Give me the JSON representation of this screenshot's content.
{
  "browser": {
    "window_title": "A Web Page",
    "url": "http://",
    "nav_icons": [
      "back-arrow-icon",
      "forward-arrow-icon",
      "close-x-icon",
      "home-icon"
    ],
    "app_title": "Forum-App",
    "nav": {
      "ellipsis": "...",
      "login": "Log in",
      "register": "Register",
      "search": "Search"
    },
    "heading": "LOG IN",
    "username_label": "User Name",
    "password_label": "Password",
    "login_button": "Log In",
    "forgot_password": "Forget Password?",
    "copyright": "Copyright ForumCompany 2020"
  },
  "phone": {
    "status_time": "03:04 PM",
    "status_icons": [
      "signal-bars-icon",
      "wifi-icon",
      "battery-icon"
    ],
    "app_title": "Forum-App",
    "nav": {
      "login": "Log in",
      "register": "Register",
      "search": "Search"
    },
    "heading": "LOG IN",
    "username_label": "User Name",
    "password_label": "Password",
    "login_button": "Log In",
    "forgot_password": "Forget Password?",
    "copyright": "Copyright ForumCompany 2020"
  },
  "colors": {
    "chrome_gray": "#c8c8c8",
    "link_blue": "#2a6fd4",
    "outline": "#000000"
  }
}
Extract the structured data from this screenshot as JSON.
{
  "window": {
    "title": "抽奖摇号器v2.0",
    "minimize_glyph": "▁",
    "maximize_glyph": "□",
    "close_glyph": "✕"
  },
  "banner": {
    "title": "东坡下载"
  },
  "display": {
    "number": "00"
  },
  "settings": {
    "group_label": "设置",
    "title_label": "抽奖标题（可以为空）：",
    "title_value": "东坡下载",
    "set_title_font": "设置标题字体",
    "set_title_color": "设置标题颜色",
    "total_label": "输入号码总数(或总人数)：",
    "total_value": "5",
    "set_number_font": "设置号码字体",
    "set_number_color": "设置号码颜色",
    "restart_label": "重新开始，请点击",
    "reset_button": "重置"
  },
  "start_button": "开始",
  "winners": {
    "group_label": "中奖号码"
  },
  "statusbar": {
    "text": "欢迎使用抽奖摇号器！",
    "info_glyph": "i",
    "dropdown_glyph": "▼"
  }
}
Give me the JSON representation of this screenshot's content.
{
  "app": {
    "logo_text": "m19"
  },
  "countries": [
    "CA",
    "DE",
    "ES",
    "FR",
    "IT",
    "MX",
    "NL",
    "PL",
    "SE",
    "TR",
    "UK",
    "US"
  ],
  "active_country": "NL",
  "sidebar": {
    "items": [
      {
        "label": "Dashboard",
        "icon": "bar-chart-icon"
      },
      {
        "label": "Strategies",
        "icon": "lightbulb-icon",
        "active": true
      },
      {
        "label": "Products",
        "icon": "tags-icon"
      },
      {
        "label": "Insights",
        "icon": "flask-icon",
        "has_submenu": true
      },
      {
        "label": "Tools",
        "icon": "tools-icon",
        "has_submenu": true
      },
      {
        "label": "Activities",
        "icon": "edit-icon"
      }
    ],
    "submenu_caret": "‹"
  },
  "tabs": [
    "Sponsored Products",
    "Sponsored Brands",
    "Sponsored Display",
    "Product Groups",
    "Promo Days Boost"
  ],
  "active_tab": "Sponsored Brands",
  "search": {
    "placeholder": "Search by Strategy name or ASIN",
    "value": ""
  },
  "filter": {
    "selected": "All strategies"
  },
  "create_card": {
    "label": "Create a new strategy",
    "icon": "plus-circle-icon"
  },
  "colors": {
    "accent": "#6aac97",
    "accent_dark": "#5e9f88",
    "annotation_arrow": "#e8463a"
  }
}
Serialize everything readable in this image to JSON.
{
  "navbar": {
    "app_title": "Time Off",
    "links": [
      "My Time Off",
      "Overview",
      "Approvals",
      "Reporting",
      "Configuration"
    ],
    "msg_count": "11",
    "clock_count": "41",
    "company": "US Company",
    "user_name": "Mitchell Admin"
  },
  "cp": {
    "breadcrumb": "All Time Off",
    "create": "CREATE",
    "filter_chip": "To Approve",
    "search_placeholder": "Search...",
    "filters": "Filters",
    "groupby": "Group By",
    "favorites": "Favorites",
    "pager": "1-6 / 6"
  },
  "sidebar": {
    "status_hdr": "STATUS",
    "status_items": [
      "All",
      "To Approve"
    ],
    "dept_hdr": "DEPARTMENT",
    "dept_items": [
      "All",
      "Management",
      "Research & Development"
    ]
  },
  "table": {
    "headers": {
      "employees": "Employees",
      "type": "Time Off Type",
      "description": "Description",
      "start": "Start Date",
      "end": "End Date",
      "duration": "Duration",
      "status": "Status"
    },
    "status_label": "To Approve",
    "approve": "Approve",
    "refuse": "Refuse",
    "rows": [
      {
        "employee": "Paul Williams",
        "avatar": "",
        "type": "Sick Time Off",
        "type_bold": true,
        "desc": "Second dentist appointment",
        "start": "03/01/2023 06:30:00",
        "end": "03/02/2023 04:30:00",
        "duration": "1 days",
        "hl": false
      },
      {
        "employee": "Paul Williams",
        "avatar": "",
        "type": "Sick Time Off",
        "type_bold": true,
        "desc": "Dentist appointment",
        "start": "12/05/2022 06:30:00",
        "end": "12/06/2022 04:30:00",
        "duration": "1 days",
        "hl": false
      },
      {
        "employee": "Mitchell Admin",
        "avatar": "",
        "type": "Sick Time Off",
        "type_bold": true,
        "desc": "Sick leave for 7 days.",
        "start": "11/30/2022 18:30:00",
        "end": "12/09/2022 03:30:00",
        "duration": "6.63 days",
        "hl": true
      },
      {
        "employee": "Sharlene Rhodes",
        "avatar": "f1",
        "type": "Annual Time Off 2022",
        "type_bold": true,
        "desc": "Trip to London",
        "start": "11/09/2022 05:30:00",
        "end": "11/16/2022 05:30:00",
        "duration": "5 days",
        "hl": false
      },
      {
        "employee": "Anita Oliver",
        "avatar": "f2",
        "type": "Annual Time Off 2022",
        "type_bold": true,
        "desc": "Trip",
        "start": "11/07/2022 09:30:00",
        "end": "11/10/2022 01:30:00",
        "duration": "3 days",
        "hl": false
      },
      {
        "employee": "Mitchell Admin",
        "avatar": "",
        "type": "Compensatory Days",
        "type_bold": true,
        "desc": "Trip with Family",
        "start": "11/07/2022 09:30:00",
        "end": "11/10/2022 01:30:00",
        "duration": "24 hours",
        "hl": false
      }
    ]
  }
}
○ ○ ○ ○ ○
## Required work
Find every line in the records above that contains the word "Approve", and copy each one.

## Result
    "filter_chip": "To Approve",
      "To Approve"
    "status_label": "To Approve",
    "approve": "Approve",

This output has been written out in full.